Directive: Output the data word for word, dropping every image.

Material to process:
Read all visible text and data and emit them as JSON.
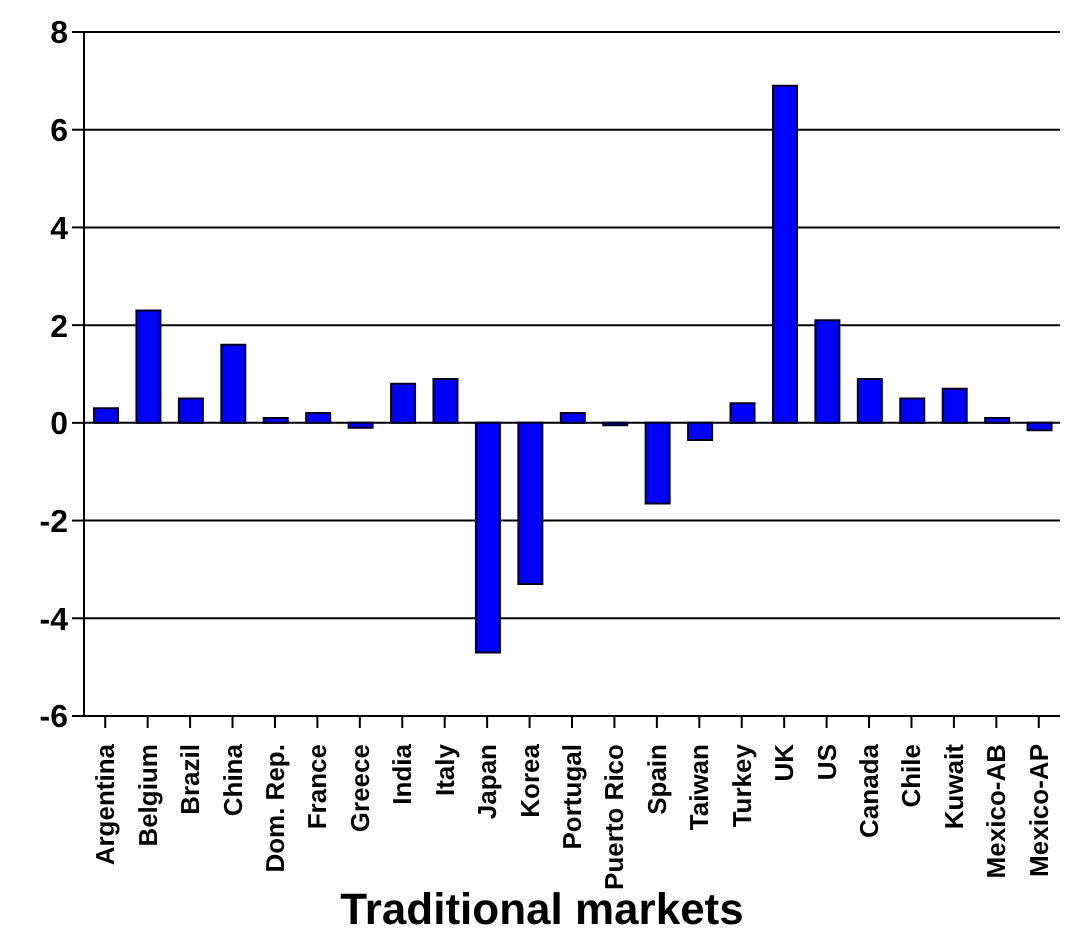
{
  "chart_data": {
    "type": "bar",
    "title": "Traditional markets",
    "categories": [
      "Argentina",
      "Belgium",
      "Brazil",
      "China",
      "Dom. Rep.",
      "France",
      "Greece",
      "India",
      "Italy",
      "Japan",
      "Korea",
      "Portugal",
      "Puerto Rico",
      "Spain",
      "Taiwan",
      "Turkey",
      "UK",
      "US",
      "Canada",
      "Chile",
      "Kuwait",
      "Mexico-AB",
      "Mexico-AP"
    ],
    "values": [
      0.3,
      2.3,
      0.5,
      1.6,
      0.1,
      0.2,
      -0.1,
      0.8,
      0.9,
      -4.7,
      -3.3,
      0.2,
      -0.05,
      -1.65,
      -0.35,
      0.4,
      6.9,
      2.1,
      0.9,
      0.5,
      0.7,
      0.1,
      -0.15
    ],
    "color": "#0000ff",
    "ylim": [
      -6,
      8
    ],
    "yticks": [
      -6,
      -4,
      -2,
      0,
      2,
      4,
      6,
      8
    ],
    "grid": "y"
  }
}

Result for this exercise:
Read all visible text and data and emit them as JSON.
{
  "chart_data": {
    "type": "bar",
    "title": "Traditional markets",
    "categories": [
      "Argentina",
      "Belgium",
      "Brazil",
      "China",
      "Dom. Rep.",
      "France",
      "Greece",
      "India",
      "Italy",
      "Japan",
      "Korea",
      "Portugal",
      "Puerto Rico",
      "Spain",
      "Taiwan",
      "Turkey",
      "UK",
      "US",
      "Canada",
      "Chile",
      "Kuwait",
      "Mexico-AB",
      "Mexico-AP"
    ],
    "values": [
      0.3,
      2.3,
      0.5,
      1.6,
      0.1,
      0.2,
      -0.1,
      0.8,
      0.9,
      -4.7,
      -3.3,
      0.2,
      -0.05,
      -1.65,
      -0.35,
      0.4,
      6.9,
      2.1,
      0.9,
      0.5,
      0.7,
      0.1,
      -0.15
    ],
    "color": "#0000ff",
    "ylim": [
      -6,
      8
    ],
    "yticks": [
      -6,
      -4,
      -2,
      0,
      2,
      4,
      6,
      8
    ],
    "grid": "y"
  }
}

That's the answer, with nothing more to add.